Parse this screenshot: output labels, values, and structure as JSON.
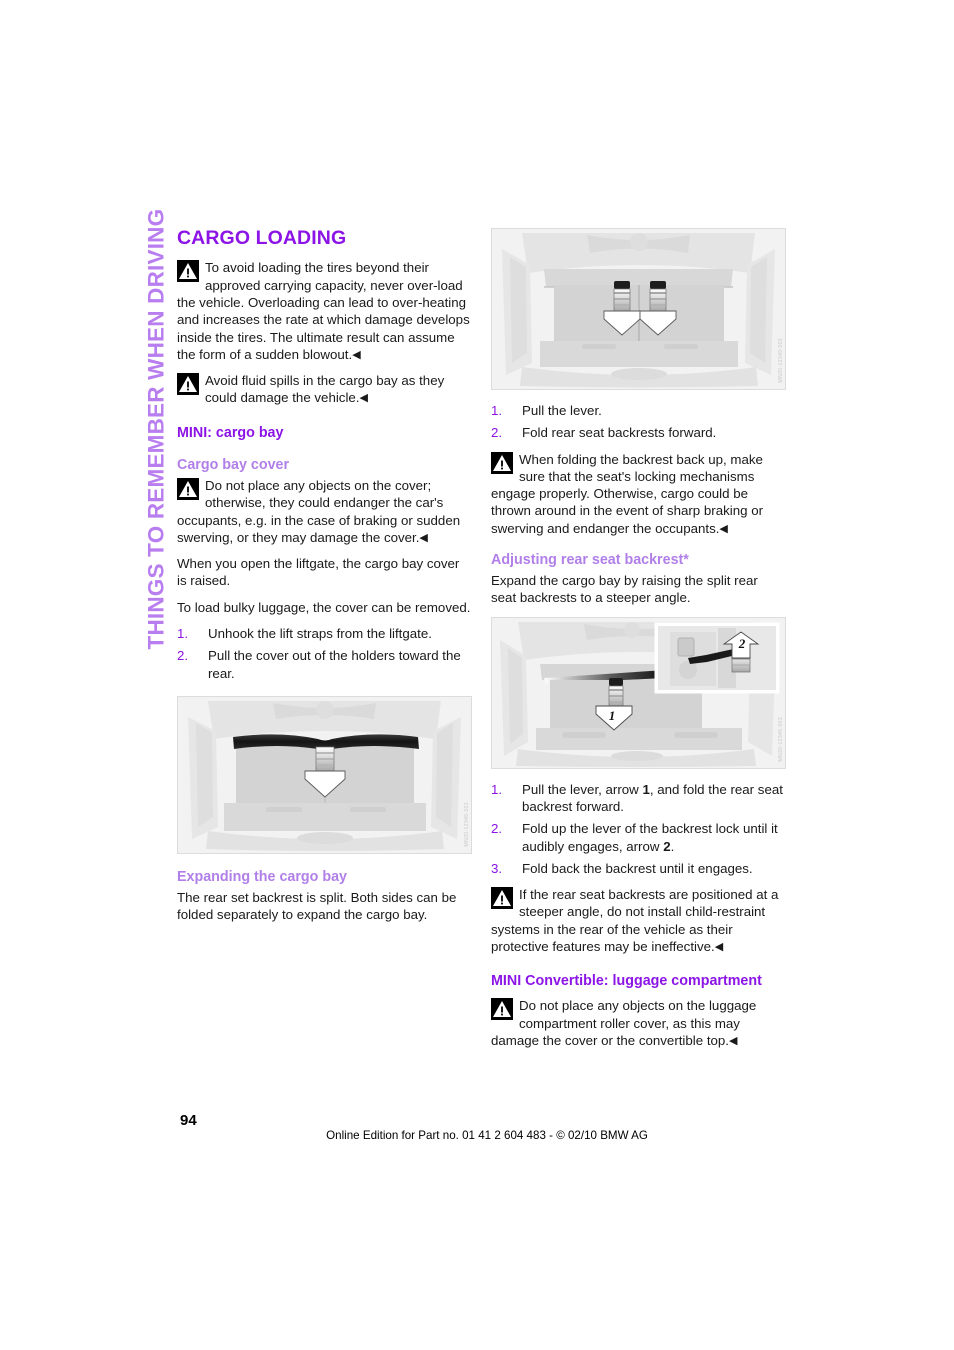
{
  "running_head": "THINGS TO REMEMBER WHEN DRIVING",
  "colors": {
    "heading_purple": "#8c14e6",
    "subheading_lavender": "#b17fe8",
    "running_head_lavender": "#b87ef0",
    "list_number": "#8c14e6"
  },
  "chapter_title": "CARGO LOADING",
  "left_column": {
    "warning_1": "To avoid loading the tires beyond their approved carrying capacity, never over-load the vehicle. Overloading can lead to over-heating and increases the rate at which damage develops inside the tires. The ultimate result can assume the form of a sudden blowout.",
    "warning_2": "Avoid fluid spills in the cargo bay as they could damage the vehicle.",
    "section_mini_cargo_bay": "MINI: cargo bay",
    "subsection_cargo_bay_cover": "Cargo bay cover",
    "warning_3": "Do not place any objects on the cover; otherwise, they could endanger the car's occupants, e.g. in the case of braking or sudden swerving, or they may damage the cover.",
    "para_1": "When you open the liftgate, the cargo bay cover is raised.",
    "para_2": "To load bulky luggage, the cover can be removed.",
    "steps": [
      "Unhook the lift straps from the liftgate.",
      "Pull the cover out of the holders toward the rear."
    ],
    "figure_cargo_bay_cover": {
      "caption_code": "MN20-12345-001",
      "alt": "Rear cargo bay of MINI with cargo bay cover and downward white arrow"
    },
    "subsection_expanding": "Expanding the cargo bay",
    "para_3": "The rear set backrest is split. Both sides can be folded separately to expand the cargo bay."
  },
  "right_column": {
    "figure_fold_backrests": {
      "caption_code": "MN20-12345-002",
      "alt": "Rear cargo bay with two downward arrows on split rear seat backrests"
    },
    "steps_fold": [
      "Pull the lever.",
      "Fold rear seat backrests forward."
    ],
    "warning_4": "When folding the backrest back up, make sure that the seat's locking mechanisms engage properly. Otherwise, cargo could be thrown around in the event of sharp braking or swerving and endanger the occupants.",
    "subsection_adjusting": "Adjusting rear seat backrest*",
    "para_4": "Expand the cargo bay by raising the split rear seat backrests to a steeper angle.",
    "figure_adjusting": {
      "caption_code": "MN20-12345-003",
      "label_1": "1",
      "label_2": "2",
      "alt": "Cargo bay with arrow 1 on backrest lever and inset detail with arrow 2 on backrest lock"
    },
    "steps_adjust": [
      {
        "pre": "Pull the lever, arrow ",
        "bold": "1",
        "post": ", and fold the rear seat backrest forward."
      },
      {
        "pre": "Fold up the lever of the backrest lock until it audibly engages, arrow ",
        "bold": "2",
        "post": "."
      },
      {
        "pre": "Fold back the backrest until it engages.",
        "bold": "",
        "post": ""
      }
    ],
    "warning_5": "If the rear seat backrests are positioned at a steeper angle, do not install child-restraint systems in the rear of the vehicle as their protective features may be ineffective.",
    "section_mini_convertible": "MINI Convertible: luggage compartment",
    "warning_6": "Do not place any objects on the luggage compartment roller cover, as this may damage the cover or the convertible top."
  },
  "footer": {
    "page_number": "94",
    "note": "Online Edition for Part no. 01 41 2 604 483 - © 02/10  BMW AG"
  },
  "icons": {
    "warning_triangle": "warning-triangle-icon",
    "end_of_message": "◀"
  }
}
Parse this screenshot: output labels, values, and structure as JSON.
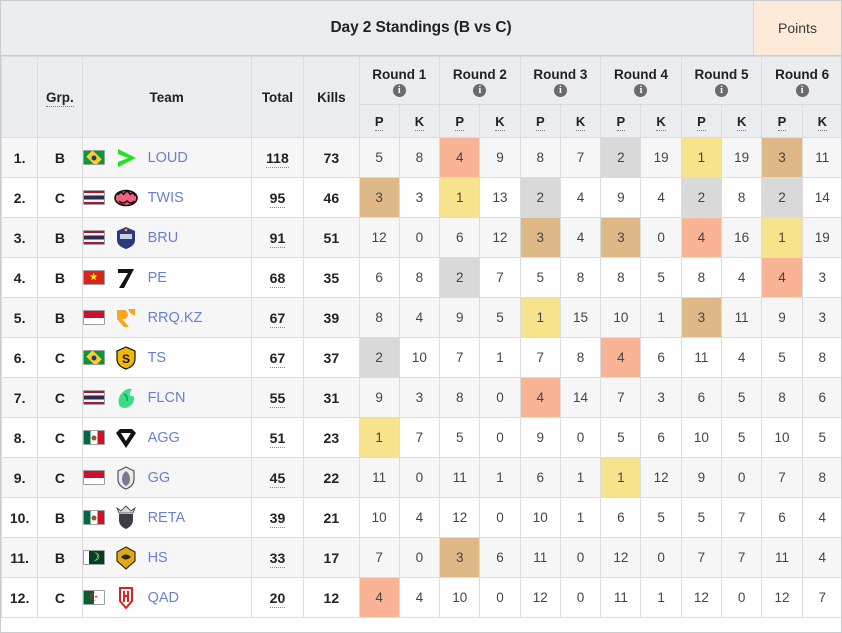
{
  "header": {
    "title": "Day 2 Standings (B vs C)",
    "points_toggle_label": "Points"
  },
  "columns": {
    "rank": "",
    "group": "Grp.",
    "team": "Team",
    "total": "Total",
    "kills": "Kills",
    "placement_short": "P",
    "kills_short": "K",
    "info_glyph": "i",
    "rounds": [
      "Round 1",
      "Round 2",
      "Round 3",
      "Round 4",
      "Round 5",
      "Round 6"
    ]
  },
  "colors": {
    "place_1": "#f8e38d",
    "place_2": "#d9d9d9",
    "place_3": "#deb887",
    "place_4": "#f9b495",
    "header_bg": "#eaecf0",
    "points_toggle_bg": "#fdead9",
    "team_link": "#6b7fd0"
  },
  "chart_data": {
    "type": "table",
    "title": "Day 2 Standings (B vs C)",
    "columns": [
      "#",
      "Grp.",
      "Team",
      "Total",
      "Kills",
      "R1 P",
      "R1 K",
      "R2 P",
      "R2 K",
      "R3 P",
      "R3 K",
      "R4 P",
      "R4 K",
      "R5 P",
      "R5 K",
      "R6 P",
      "R6 K"
    ],
    "rows": [
      [
        "1.",
        "B",
        "LOUD",
        118,
        73,
        5,
        8,
        4,
        9,
        8,
        7,
        2,
        19,
        1,
        19,
        3,
        11
      ],
      [
        "2.",
        "C",
        "TWIS",
        95,
        46,
        3,
        3,
        1,
        13,
        2,
        4,
        9,
        4,
        2,
        8,
        2,
        14
      ],
      [
        "3.",
        "B",
        "BRU",
        91,
        51,
        12,
        0,
        6,
        12,
        3,
        4,
        3,
        0,
        4,
        16,
        1,
        19
      ],
      [
        "4.",
        "B",
        "PE",
        68,
        35,
        6,
        8,
        2,
        7,
        5,
        8,
        8,
        5,
        8,
        4,
        4,
        3
      ],
      [
        "5.",
        "B",
        "RRQ.KZ",
        67,
        39,
        8,
        4,
        9,
        5,
        1,
        15,
        10,
        1,
        3,
        11,
        9,
        3
      ],
      [
        "6.",
        "C",
        "TS",
        67,
        37,
        2,
        10,
        7,
        1,
        7,
        8,
        4,
        6,
        11,
        4,
        5,
        8
      ],
      [
        "7.",
        "C",
        "FLCN",
        55,
        31,
        9,
        3,
        8,
        0,
        4,
        14,
        7,
        3,
        6,
        5,
        8,
        6
      ],
      [
        "8.",
        "C",
        "AGG",
        51,
        23,
        1,
        7,
        5,
        0,
        9,
        0,
        5,
        6,
        10,
        5,
        10,
        5
      ],
      [
        "9.",
        "C",
        "GG",
        45,
        22,
        11,
        0,
        11,
        1,
        6,
        1,
        1,
        12,
        9,
        0,
        7,
        8
      ],
      [
        "10.",
        "B",
        "RETA",
        39,
        21,
        10,
        4,
        12,
        0,
        10,
        1,
        6,
        5,
        5,
        7,
        6,
        4
      ],
      [
        "11.",
        "B",
        "HS",
        33,
        17,
        7,
        0,
        3,
        6,
        11,
        0,
        12,
        0,
        7,
        7,
        11,
        4
      ],
      [
        "12.",
        "C",
        "QAD",
        20,
        12,
        4,
        4,
        10,
        0,
        12,
        0,
        11,
        1,
        12,
        0,
        12,
        7
      ]
    ]
  },
  "rows": [
    {
      "rank": "1.",
      "group": "B",
      "team": "LOUD",
      "total": "118",
      "kills": "73",
      "flag": "flag-br",
      "flag_name": "flag-brazil",
      "logo": "loud-logo",
      "r": [
        {
          "p": "5",
          "k": "8",
          "hl": ""
        },
        {
          "p": "4",
          "k": "9",
          "hl": "hl-4"
        },
        {
          "p": "8",
          "k": "7",
          "hl": ""
        },
        {
          "p": "2",
          "k": "19",
          "hl": "hl-2"
        },
        {
          "p": "1",
          "k": "19",
          "hl": "hl-1"
        },
        {
          "p": "3",
          "k": "11",
          "hl": "hl-3"
        }
      ]
    },
    {
      "rank": "2.",
      "group": "C",
      "team": "TWIS",
      "total": "95",
      "kills": "46",
      "flag": "flag-th",
      "flag_name": "flag-thailand",
      "logo": "twis-logo",
      "r": [
        {
          "p": "3",
          "k": "3",
          "hl": "hl-3"
        },
        {
          "p": "1",
          "k": "13",
          "hl": "hl-1"
        },
        {
          "p": "2",
          "k": "4",
          "hl": "hl-2"
        },
        {
          "p": "9",
          "k": "4",
          "hl": ""
        },
        {
          "p": "2",
          "k": "8",
          "hl": "hl-2"
        },
        {
          "p": "2",
          "k": "14",
          "hl": "hl-2"
        }
      ]
    },
    {
      "rank": "3.",
      "group": "B",
      "team": "BRU",
      "total": "91",
      "kills": "51",
      "flag": "flag-th",
      "flag_name": "flag-thailand",
      "logo": "bru-logo",
      "r": [
        {
          "p": "12",
          "k": "0",
          "hl": ""
        },
        {
          "p": "6",
          "k": "12",
          "hl": ""
        },
        {
          "p": "3",
          "k": "4",
          "hl": "hl-3"
        },
        {
          "p": "3",
          "k": "0",
          "hl": "hl-3"
        },
        {
          "p": "4",
          "k": "16",
          "hl": "hl-4"
        },
        {
          "p": "1",
          "k": "19",
          "hl": "hl-1"
        }
      ]
    },
    {
      "rank": "4.",
      "group": "B",
      "team": "PE",
      "total": "68",
      "kills": "35",
      "flag": "flag-vn",
      "flag_name": "flag-vietnam",
      "logo": "pe-logo",
      "r": [
        {
          "p": "6",
          "k": "8",
          "hl": ""
        },
        {
          "p": "2",
          "k": "7",
          "hl": "hl-2"
        },
        {
          "p": "5",
          "k": "8",
          "hl": ""
        },
        {
          "p": "8",
          "k": "5",
          "hl": ""
        },
        {
          "p": "8",
          "k": "4",
          "hl": ""
        },
        {
          "p": "4",
          "k": "3",
          "hl": "hl-4"
        }
      ]
    },
    {
      "rank": "5.",
      "group": "B",
      "team": "RRQ.KZ",
      "total": "67",
      "kills": "39",
      "flag": "flag-id",
      "flag_name": "flag-indonesia",
      "logo": "rrq-logo",
      "r": [
        {
          "p": "8",
          "k": "4",
          "hl": ""
        },
        {
          "p": "9",
          "k": "5",
          "hl": ""
        },
        {
          "p": "1",
          "k": "15",
          "hl": "hl-1"
        },
        {
          "p": "10",
          "k": "1",
          "hl": ""
        },
        {
          "p": "3",
          "k": "11",
          "hl": "hl-3"
        },
        {
          "p": "9",
          "k": "3",
          "hl": ""
        }
      ]
    },
    {
      "rank": "6.",
      "group": "C",
      "team": "TS",
      "total": "67",
      "kills": "37",
      "flag": "flag-br",
      "flag_name": "flag-brazil",
      "logo": "ts-logo",
      "r": [
        {
          "p": "2",
          "k": "10",
          "hl": "hl-2"
        },
        {
          "p": "7",
          "k": "1",
          "hl": ""
        },
        {
          "p": "7",
          "k": "8",
          "hl": ""
        },
        {
          "p": "4",
          "k": "6",
          "hl": "hl-4"
        },
        {
          "p": "11",
          "k": "4",
          "hl": ""
        },
        {
          "p": "5",
          "k": "8",
          "hl": ""
        }
      ]
    },
    {
      "rank": "7.",
      "group": "C",
      "team": "FLCN",
      "total": "55",
      "kills": "31",
      "flag": "flag-th",
      "flag_name": "flag-thailand",
      "logo": "flcn-logo",
      "r": [
        {
          "p": "9",
          "k": "3",
          "hl": ""
        },
        {
          "p": "8",
          "k": "0",
          "hl": ""
        },
        {
          "p": "4",
          "k": "14",
          "hl": "hl-4"
        },
        {
          "p": "7",
          "k": "3",
          "hl": ""
        },
        {
          "p": "6",
          "k": "5",
          "hl": ""
        },
        {
          "p": "8",
          "k": "6",
          "hl": ""
        }
      ]
    },
    {
      "rank": "8.",
      "group": "C",
      "team": "AGG",
      "total": "51",
      "kills": "23",
      "flag": "flag-mx",
      "flag_name": "flag-mexico",
      "logo": "agg-logo",
      "r": [
        {
          "p": "1",
          "k": "7",
          "hl": "hl-1"
        },
        {
          "p": "5",
          "k": "0",
          "hl": ""
        },
        {
          "p": "9",
          "k": "0",
          "hl": ""
        },
        {
          "p": "5",
          "k": "6",
          "hl": ""
        },
        {
          "p": "10",
          "k": "5",
          "hl": ""
        },
        {
          "p": "10",
          "k": "5",
          "hl": ""
        }
      ]
    },
    {
      "rank": "9.",
      "group": "C",
      "team": "GG",
      "total": "45",
      "kills": "22",
      "flag": "flag-id",
      "flag_name": "flag-indonesia",
      "logo": "gg-logo",
      "r": [
        {
          "p": "11",
          "k": "0",
          "hl": ""
        },
        {
          "p": "11",
          "k": "1",
          "hl": ""
        },
        {
          "p": "6",
          "k": "1",
          "hl": ""
        },
        {
          "p": "1",
          "k": "12",
          "hl": "hl-1"
        },
        {
          "p": "9",
          "k": "0",
          "hl": ""
        },
        {
          "p": "7",
          "k": "8",
          "hl": ""
        }
      ]
    },
    {
      "rank": "10.",
      "group": "B",
      "team": "RETA",
      "total": "39",
      "kills": "21",
      "flag": "flag-mx",
      "flag_name": "flag-mexico",
      "logo": "reta-logo",
      "r": [
        {
          "p": "10",
          "k": "4",
          "hl": ""
        },
        {
          "p": "12",
          "k": "0",
          "hl": ""
        },
        {
          "p": "10",
          "k": "1",
          "hl": ""
        },
        {
          "p": "6",
          "k": "5",
          "hl": ""
        },
        {
          "p": "5",
          "k": "7",
          "hl": ""
        },
        {
          "p": "6",
          "k": "4",
          "hl": ""
        }
      ]
    },
    {
      "rank": "11.",
      "group": "B",
      "team": "HS",
      "total": "33",
      "kills": "17",
      "flag": "flag-pk",
      "flag_name": "flag-pakistan",
      "logo": "hs-logo",
      "r": [
        {
          "p": "7",
          "k": "0",
          "hl": ""
        },
        {
          "p": "3",
          "k": "6",
          "hl": "hl-3"
        },
        {
          "p": "11",
          "k": "0",
          "hl": ""
        },
        {
          "p": "12",
          "k": "0",
          "hl": ""
        },
        {
          "p": "7",
          "k": "7",
          "hl": ""
        },
        {
          "p": "11",
          "k": "4",
          "hl": ""
        }
      ]
    },
    {
      "rank": "12.",
      "group": "C",
      "team": "QAD",
      "total": "20",
      "kills": "12",
      "flag": "flag-dz",
      "flag_name": "flag-algeria",
      "logo": "qad-logo",
      "r": [
        {
          "p": "4",
          "k": "4",
          "hl": "hl-4"
        },
        {
          "p": "10",
          "k": "0",
          "hl": ""
        },
        {
          "p": "12",
          "k": "0",
          "hl": ""
        },
        {
          "p": "11",
          "k": "1",
          "hl": ""
        },
        {
          "p": "12",
          "k": "0",
          "hl": ""
        },
        {
          "p": "12",
          "k": "7",
          "hl": ""
        }
      ]
    }
  ]
}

────

Determine how many lines in the listing above hold the word "engages", answering with the number only.

2